DATA TO USE >>
----------
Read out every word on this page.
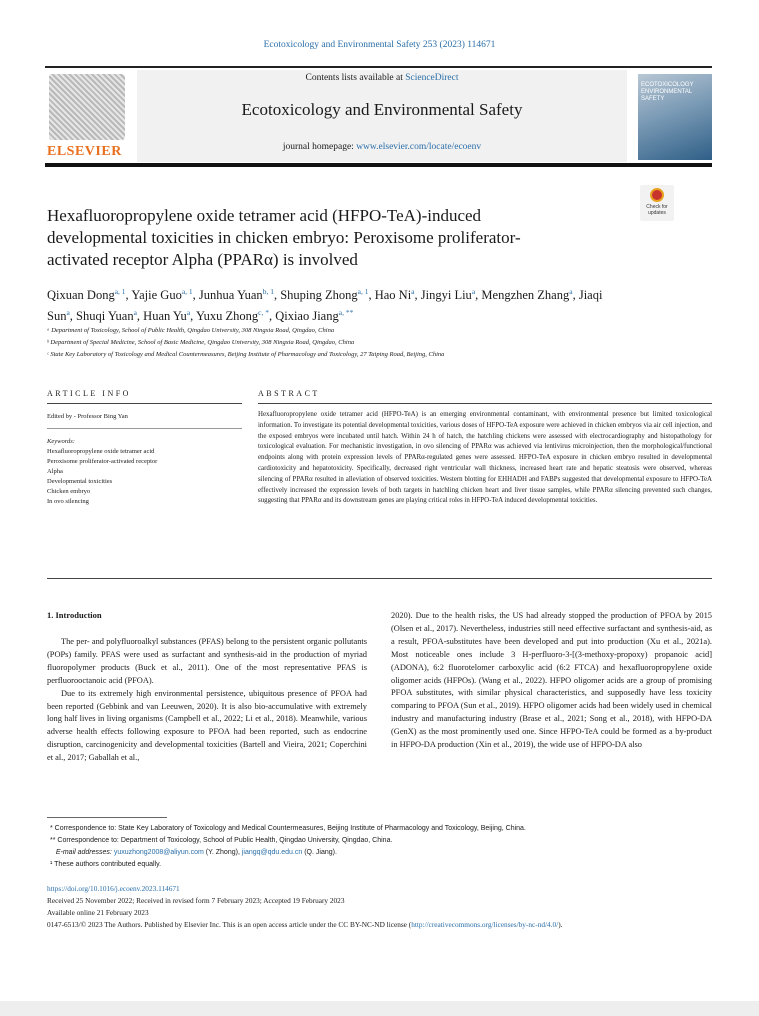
Ecotoxicology and Environmental Safety 253 (2023) 114671
ELSEVIER
Contents lists available at ScienceDirect
Ecotoxicology and Environmental Safety
journal homepage: www.elsevier.com/locate/ecoenv
ECOTOXICOLOGY ENVIRONMENTAL SAFETY
Check for updates
Hexafluoropropylene oxide tetramer acid (HFPO-TeA)-induced developmental toxicities in chicken embryo: Peroxisome proliferator-activated receptor Alpha (PPARα) is involved
Qixuan Dong$^{a, 1}$, Yajie Guo$^{a, 1}$, Junhua Yuan$^{b, 1}$, Shuping Zhong$^{a, 1}$, Hao Ni$^a$, Jingyi Liu$^a$, Mengzhen Zhang$^a$, Jiaqi Sun$^a$, Shuqi Yuan$^a$, Huan Yu$^a$, Yuxu Zhong$^{c, *}$, Qixiao Jiang$^{a, **}$
ᵃ Department of Toxicology, School of Public Health, Qingdao University, 308 Ningxia Road, Qingdao, China
ᵇ Department of Special Medicine, School of Basic Medicine, Qingdao University, 308 Ningxia Road, Qingdao, China
ᶜ State Key Laboratory of Toxicology and Medical Countermeasures, Beijing Institute of Pharmacology and Toxicology, 27 Taiping Road, Beijing, China
ARTICLE INFO	ABSTRACT
Edited by - Professor Bing Yan
Keywords:
Hexafluoropropylene oxide tetramer acid
Peroxisome proliferator-activated receptor
Alpha
Developmental toxicities
Chicken embryo
In ovo silencing
Hexafluoropropylene oxide tetramer acid (HFPO-TeA) is an emerging environmental contaminant, with environmental presence but limited toxicological information. To investigate its potential developmental toxicities, various doses of HFPO-TeA exposure were achieved in chicken embryos via air cell injection, and the exposed embryos were incubated until hatch. Within 24 h of hatch, the hatchling chickens were assessed with electrocardiography and histopathology for toxicological evaluation. For mechanistic investigation, in ovo silencing of PPARα was achieved via lentivirus microinjection, then the morphological/functional endpoints along with protein expression levels of PPARα-regulated genes were assessed. HFPO-TeA exposure in chicken embryo resulted in developmental cardiotoxicity and hepatotoxicity. Specifically, decreased right ventricular wall thickness, increased heart rate and hepatic steatosis were observed, whereas silencing of PPARα resulted in alleviation of observed toxicities. Western blotting for EHHADH and FABPs suggested that developmental exposure to HFPO-TeA effectively increased the expression levels of both targets in hatchling chicken heart and liver tissue samples, while PPARα silencing prevented such changes, suggesting that PPARα and its downstream genes are playing critical roles in HFPO-TeA induced developmental toxicities.
1. Introduction

The per- and polyfluoroalkyl substances (PFAS) belong to the persistent organic pollutants (POPs) family. PFAS were used as surfactant and synthesis-aid in the production of myriad fluoropolymer products (Buck et al., 2011). One of the most representative PFAS is perfluorooctanoic acid (PFOA).

Due to its extremely high environmental persistence, ubiquitous presence of PFOA had been reported (Gebbink and van Leeuwen, 2020). It is also bio-accumulative with extremely long half lives in living organisms (Campbell et al., 2022; Li et al., 2018). Meanwhile, various adverse health effects following exposure to PFOA had been reported, such as endocrine disruption, carcinogenicity and developmental toxicities (Bartell and Vieira, 2021; Coperchini et al., 2017; Gaballah et al.,

2020). Due to the health risks, the US had already stopped the production of PFOA by 2015 (Olsen et al., 2017). Nevertheless, industries still need effective surfactant and synthesis-aid, as a result, PFOA-substitutes have been developed and put into production (Xu et al., 2021a). Most noticeable ones include 3 H-perfluoro-3-[(3-methoxy-propoxy) propanoic acid] (ADONA), 6:2 fluorotelomer carboxylic acid (6:2 FTCA) and hexafluoropropylene oxide oligomer acids (HFPOs). (Wang et al., 2022). HFPO oligomer acids are a group of promising PFOA substitutes, with similar physical characteristics, and supposedly have less toxicity comparing to PFOA (Sun et al., 2019). HFPO oligomer acids had been widely used in chemical industry and manufacturing industry (Brase et al., 2021; Song et al., 2018), with HFPO-DA (GenX) as the most prominently used one. Since HFPO-TeA could be formed as a by-product in HFPO-DA production (Xin et al., 2019), the wide use of HFPO-DA also
* Correspondence to: State Key Laboratory of Toxicology and Medical Countermeasures, Beijing Institute of Pharmacology and Toxicology, Beijing, China.
** Correspondence to: Department of Toxicology, School of Public Health, Qingdao University, Qingdao, China.
E-mail addresses: yuxuzhong2008@aliyun.com (Y. Zhong), jiangq@qdu.edu.cn (Q. Jiang).
¹ These authors contributed equally.
https://doi.org/10.1016/j.ecoenv.2023.114671
Received 25 November 2022; Received in revised form 7 February 2023; Accepted 19 February 2023
Available online 21 February 2023
0147-6513/© 2023 The Authors. Published by Elsevier Inc. This is an open access article under the CC BY-NC-ND license (http://creativecommons.org/licenses/by-nc-nd/4.0/).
----------
TASK PROMPT >> Restate each entry word for word; omit the pictures.

ANSWER BOX >>
Read out every word on this page.
Ecotoxicology and Environmental Safety 253 (2023) 114671
ELSEVIER
Contents lists available at ScienceDirect
Ecotoxicology and Environmental Safety
journal homepage: www.elsevier.com/locate/ecoenv
ECOTOXICOLOGY ENVIRONMENTAL SAFETY
Check for updates
Hexafluoropropylene oxide tetramer acid (HFPO-TeA)-induced developmental toxicities in chicken embryo: Peroxisome proliferator-activated receptor Alpha (PPARα) is involved
Qixuan Dong$^{a, 1}$, Yajie Guo$^{a, 1}$, Junhua Yuan$^{b, 1}$, Shuping Zhong$^{a, 1}$, Hao Ni$^a$, Jingyi Liu$^a$, Mengzhen Zhang$^a$, Jiaqi Sun$^a$, Shuqi Yuan$^a$, Huan Yu$^a$, Yuxu Zhong$^{c, *}$, Qixiao Jiang$^{a, **}$
ᵃ Department of Toxicology, School of Public Health, Qingdao University, 308 Ningxia Road, Qingdao, China
ᵇ Department of Special Medicine, School of Basic Medicine, Qingdao University, 308 Ningxia Road, Qingdao, China
ᶜ State Key Laboratory of Toxicology and Medical Countermeasures, Beijing Institute of Pharmacology and Toxicology, 27 Taiping Road, Beijing, China
ARTICLE INFO	ABSTRACT
Edited by - Professor Bing Yan
Keywords:
Hexafluoropropylene oxide tetramer acid
Peroxisome proliferator-activated receptor
Alpha
Developmental toxicities
Chicken embryo
In ovo silencing
Hexafluoropropylene oxide tetramer acid (HFPO-TeA) is an emerging environmental contaminant, with environmental presence but limited toxicological information. To investigate its potential developmental toxicities, various doses of HFPO-TeA exposure were achieved in chicken embryos via air cell injection, and the exposed embryos were incubated until hatch. Within 24 h of hatch, the hatchling chickens were assessed with electrocardiography and histopathology for toxicological evaluation. For mechanistic investigation, in ovo silencing of PPARα was achieved via lentivirus microinjection, then the morphological/functional endpoints along with protein expression levels of PPARα-regulated genes were assessed. HFPO-TeA exposure in chicken embryo resulted in developmental cardiotoxicity and hepatotoxicity. Specifically, decreased right ventricular wall thickness, increased heart rate and hepatic steatosis were observed, whereas silencing of PPARα resulted in alleviation of observed toxicities. Western blotting for EHHADH and FABPs suggested that developmental exposure to HFPO-TeA effectively increased the expression levels of both targets in hatchling chicken heart and liver tissue samples, while PPARα silencing prevented such changes, suggesting that PPARα and its downstream genes are playing critical roles in HFPO-TeA induced developmental toxicities.
1. Introduction

The per- and polyfluoroalkyl substances (PFAS) belong to the persistent organic pollutants (POPs) family. PFAS were used as surfactant and synthesis-aid in the production of myriad fluoropolymer products (Buck et al., 2011). One of the most representative PFAS is perfluorooctanoic acid (PFOA).

Due to its extremely high environmental persistence, ubiquitous presence of PFOA had been reported (Gebbink and van Leeuwen, 2020). It is also bio-accumulative with extremely long half lives in living organisms (Campbell et al., 2022; Li et al., 2018). Meanwhile, various adverse health effects following exposure to PFOA had been reported, such as endocrine disruption, carcinogenicity and developmental toxicities (Bartell and Vieira, 2021; Coperchini et al., 2017; Gaballah et al.,

2020). Due to the health risks, the US had already stopped the production of PFOA by 2015 (Olsen et al., 2017). Nevertheless, industries still need effective surfactant and synthesis-aid, as a result, PFOA-substitutes have been developed and put into production (Xu et al., 2021a). Most noticeable ones include 3 H-perfluoro-3-[(3-methoxy-propoxy) propanoic acid] (ADONA), 6:2 fluorotelomer carboxylic acid (6:2 FTCA) and hexafluoropropylene oxide oligomer acids (HFPOs). (Wang et al., 2022). HFPO oligomer acids are a group of promising PFOA substitutes, with similar physical characteristics, and supposedly have less toxicity comparing to PFOA (Sun et al., 2019). HFPO oligomer acids had been widely used in chemical industry and manufacturing industry (Brase et al., 2021; Song et al., 2018), with HFPO-DA (GenX) as the most prominently used one. Since HFPO-TeA could be formed as a by-product in HFPO-DA production (Xin et al., 2019), the wide use of HFPO-DA also
* Correspondence to: State Key Laboratory of Toxicology and Medical Countermeasures, Beijing Institute of Pharmacology and Toxicology, Beijing, China.
** Correspondence to: Department of Toxicology, School of Public Health, Qingdao University, Qingdao, China.
E-mail addresses: yuxuzhong2008@aliyun.com (Y. Zhong), jiangq@qdu.edu.cn (Q. Jiang).
¹ These authors contributed equally.
https://doi.org/10.1016/j.ecoenv.2023.114671
Received 25 November 2022; Received in revised form 7 February 2023; Accepted 19 February 2023
Available online 21 February 2023
0147-6513/© 2023 The Authors. Published by Elsevier Inc. This is an open access article under the CC BY-NC-ND license (http://creativecommons.org/licenses/by-nc-nd/4.0/).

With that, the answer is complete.